--- Provided entries ---

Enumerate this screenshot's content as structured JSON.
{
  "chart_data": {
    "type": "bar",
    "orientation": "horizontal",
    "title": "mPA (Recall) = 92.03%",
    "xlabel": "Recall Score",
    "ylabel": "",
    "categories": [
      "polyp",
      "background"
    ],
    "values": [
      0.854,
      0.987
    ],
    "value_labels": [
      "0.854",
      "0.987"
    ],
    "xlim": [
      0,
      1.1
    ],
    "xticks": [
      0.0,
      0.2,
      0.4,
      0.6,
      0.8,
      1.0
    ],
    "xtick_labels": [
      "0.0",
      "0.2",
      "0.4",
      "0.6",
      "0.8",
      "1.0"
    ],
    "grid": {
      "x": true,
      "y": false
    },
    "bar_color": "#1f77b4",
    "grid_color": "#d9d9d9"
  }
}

* * *

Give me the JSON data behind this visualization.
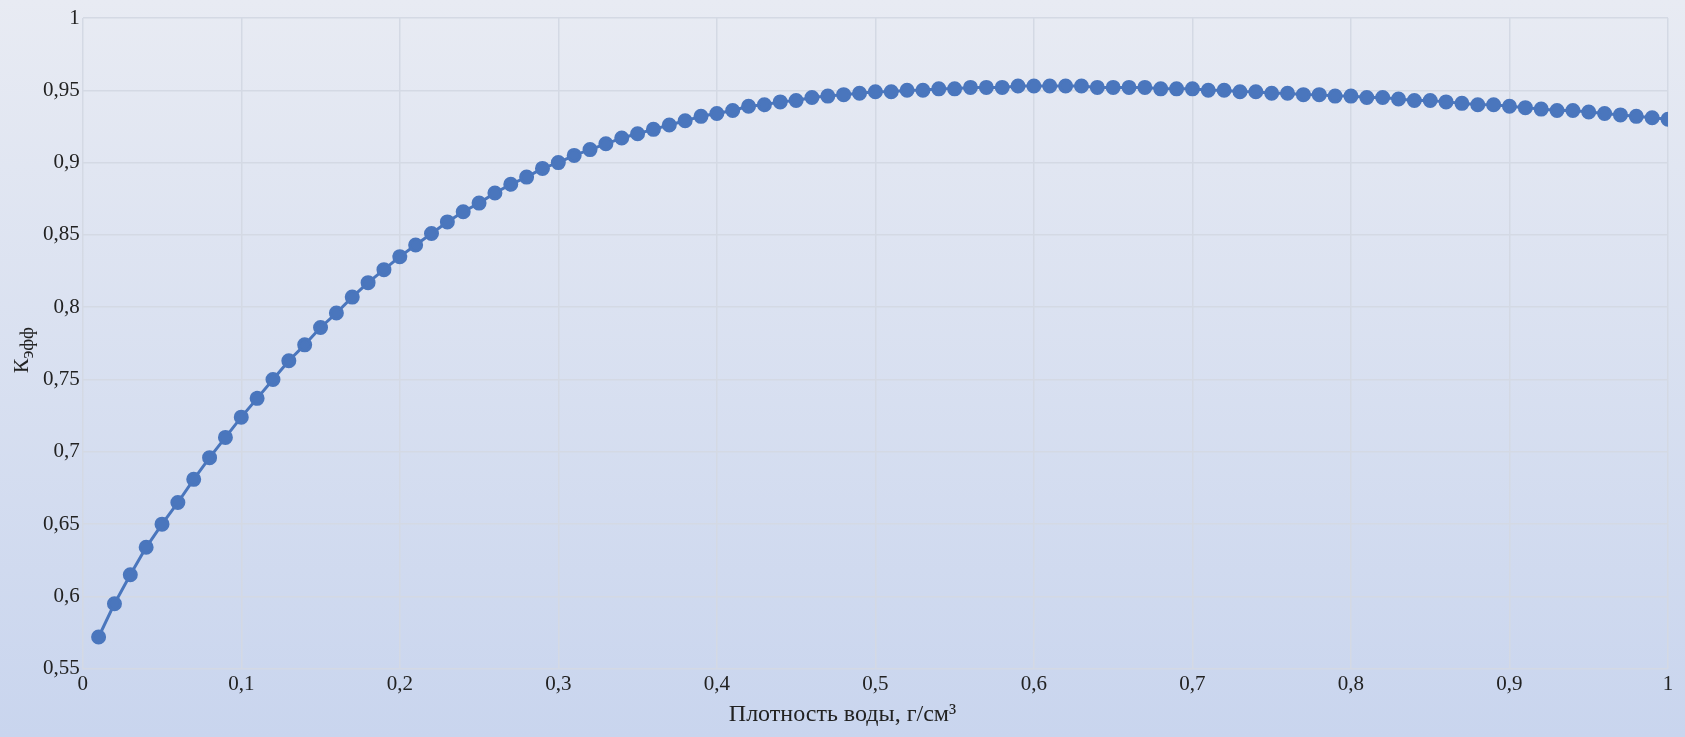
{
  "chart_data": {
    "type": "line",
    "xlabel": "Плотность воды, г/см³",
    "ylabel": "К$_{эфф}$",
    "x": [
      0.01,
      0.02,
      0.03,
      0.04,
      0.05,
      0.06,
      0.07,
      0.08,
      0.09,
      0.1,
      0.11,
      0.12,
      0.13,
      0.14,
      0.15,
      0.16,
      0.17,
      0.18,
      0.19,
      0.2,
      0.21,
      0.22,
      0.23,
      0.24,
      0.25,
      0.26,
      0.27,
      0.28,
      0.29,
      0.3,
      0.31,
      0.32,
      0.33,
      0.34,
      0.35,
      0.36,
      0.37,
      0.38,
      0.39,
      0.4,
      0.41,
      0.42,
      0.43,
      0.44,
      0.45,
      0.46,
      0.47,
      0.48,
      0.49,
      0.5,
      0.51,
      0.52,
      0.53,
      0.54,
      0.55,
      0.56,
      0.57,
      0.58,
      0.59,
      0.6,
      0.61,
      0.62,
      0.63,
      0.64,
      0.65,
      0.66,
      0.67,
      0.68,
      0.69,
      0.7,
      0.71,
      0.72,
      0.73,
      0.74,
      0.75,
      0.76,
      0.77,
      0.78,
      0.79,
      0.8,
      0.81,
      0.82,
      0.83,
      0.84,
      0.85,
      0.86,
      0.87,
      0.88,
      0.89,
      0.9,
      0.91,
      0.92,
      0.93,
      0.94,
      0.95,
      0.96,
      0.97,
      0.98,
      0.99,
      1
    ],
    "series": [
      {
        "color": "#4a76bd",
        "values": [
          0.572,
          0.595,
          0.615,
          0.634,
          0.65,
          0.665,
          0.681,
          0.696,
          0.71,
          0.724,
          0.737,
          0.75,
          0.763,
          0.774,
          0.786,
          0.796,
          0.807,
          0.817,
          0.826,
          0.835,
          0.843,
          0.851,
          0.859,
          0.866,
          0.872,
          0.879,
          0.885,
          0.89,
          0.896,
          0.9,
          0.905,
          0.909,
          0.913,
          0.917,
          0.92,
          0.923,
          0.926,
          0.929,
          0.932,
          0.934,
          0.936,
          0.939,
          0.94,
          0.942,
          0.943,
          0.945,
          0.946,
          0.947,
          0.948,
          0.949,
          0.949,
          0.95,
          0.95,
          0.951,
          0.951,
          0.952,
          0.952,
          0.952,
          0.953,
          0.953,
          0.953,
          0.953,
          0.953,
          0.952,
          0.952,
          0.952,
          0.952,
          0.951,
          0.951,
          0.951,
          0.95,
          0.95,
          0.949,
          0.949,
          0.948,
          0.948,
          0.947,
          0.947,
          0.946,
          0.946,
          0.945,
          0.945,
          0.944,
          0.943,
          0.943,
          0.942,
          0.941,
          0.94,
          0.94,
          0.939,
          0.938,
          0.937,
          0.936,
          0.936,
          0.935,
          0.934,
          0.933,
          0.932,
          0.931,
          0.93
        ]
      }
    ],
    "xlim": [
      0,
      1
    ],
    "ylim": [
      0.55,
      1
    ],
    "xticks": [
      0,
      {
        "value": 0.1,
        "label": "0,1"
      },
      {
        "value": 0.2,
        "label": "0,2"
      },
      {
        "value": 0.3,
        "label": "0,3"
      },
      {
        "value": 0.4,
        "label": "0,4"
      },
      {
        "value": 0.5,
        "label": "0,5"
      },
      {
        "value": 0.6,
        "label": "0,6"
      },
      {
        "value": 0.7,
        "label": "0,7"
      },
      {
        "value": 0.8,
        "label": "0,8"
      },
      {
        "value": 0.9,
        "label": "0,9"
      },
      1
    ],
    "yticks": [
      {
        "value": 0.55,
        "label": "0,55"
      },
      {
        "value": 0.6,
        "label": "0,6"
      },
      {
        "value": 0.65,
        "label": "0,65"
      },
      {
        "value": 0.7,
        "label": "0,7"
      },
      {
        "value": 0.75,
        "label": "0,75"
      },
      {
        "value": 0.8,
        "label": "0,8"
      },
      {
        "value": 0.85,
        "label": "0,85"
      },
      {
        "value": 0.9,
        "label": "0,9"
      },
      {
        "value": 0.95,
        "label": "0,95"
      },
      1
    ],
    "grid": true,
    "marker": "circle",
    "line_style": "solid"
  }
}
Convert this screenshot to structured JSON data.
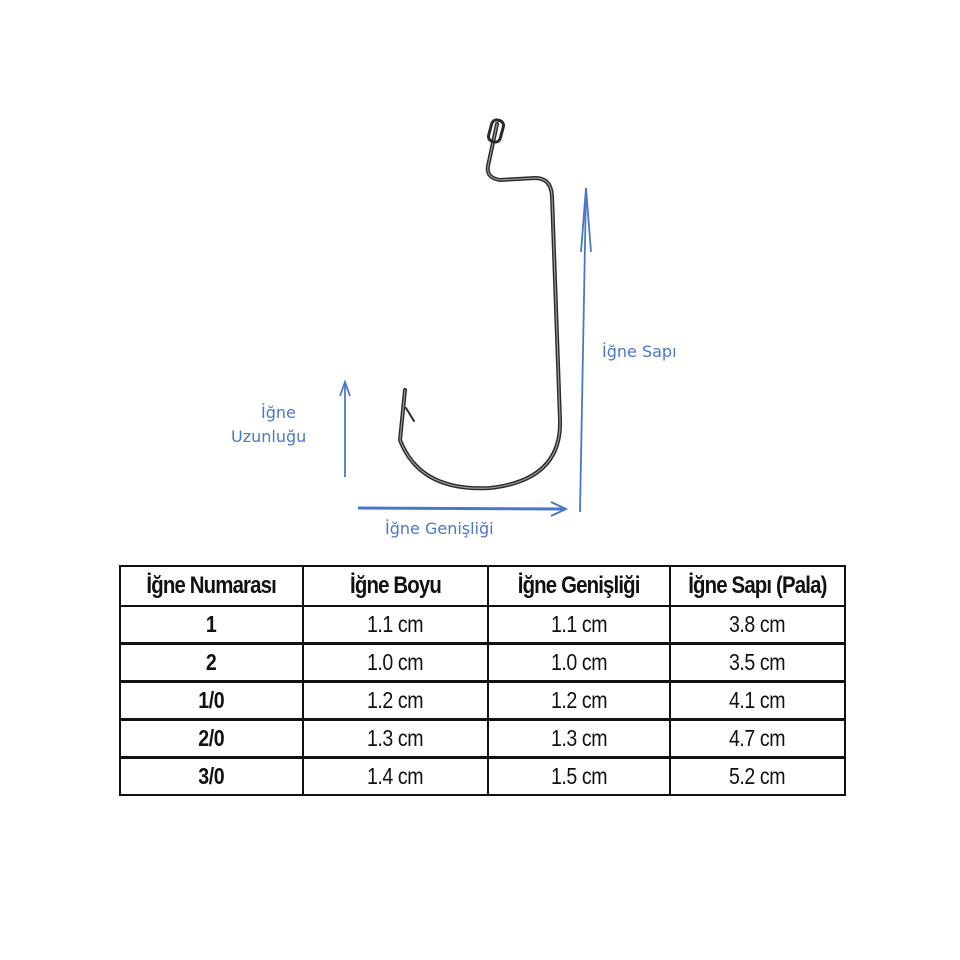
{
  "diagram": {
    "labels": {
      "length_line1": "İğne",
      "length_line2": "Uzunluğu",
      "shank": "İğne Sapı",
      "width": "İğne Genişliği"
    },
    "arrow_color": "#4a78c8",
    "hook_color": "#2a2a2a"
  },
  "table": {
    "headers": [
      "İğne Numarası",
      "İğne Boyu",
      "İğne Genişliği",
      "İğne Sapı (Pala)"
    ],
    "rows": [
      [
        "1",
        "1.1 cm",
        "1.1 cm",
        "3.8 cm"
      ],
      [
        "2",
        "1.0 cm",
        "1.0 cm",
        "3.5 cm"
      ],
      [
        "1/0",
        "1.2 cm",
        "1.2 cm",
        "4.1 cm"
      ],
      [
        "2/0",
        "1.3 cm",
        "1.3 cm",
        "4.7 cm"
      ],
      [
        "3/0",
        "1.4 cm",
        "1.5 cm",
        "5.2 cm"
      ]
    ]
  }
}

--- What this task involves ---
Check each line of the records for "JSON" and copy the ones that contain it.

--- Response ---
Enumerate this screenshot's content as structured JSON.
Give me the JSON data behind this visualization.
Convert this screenshot to structured JSON data.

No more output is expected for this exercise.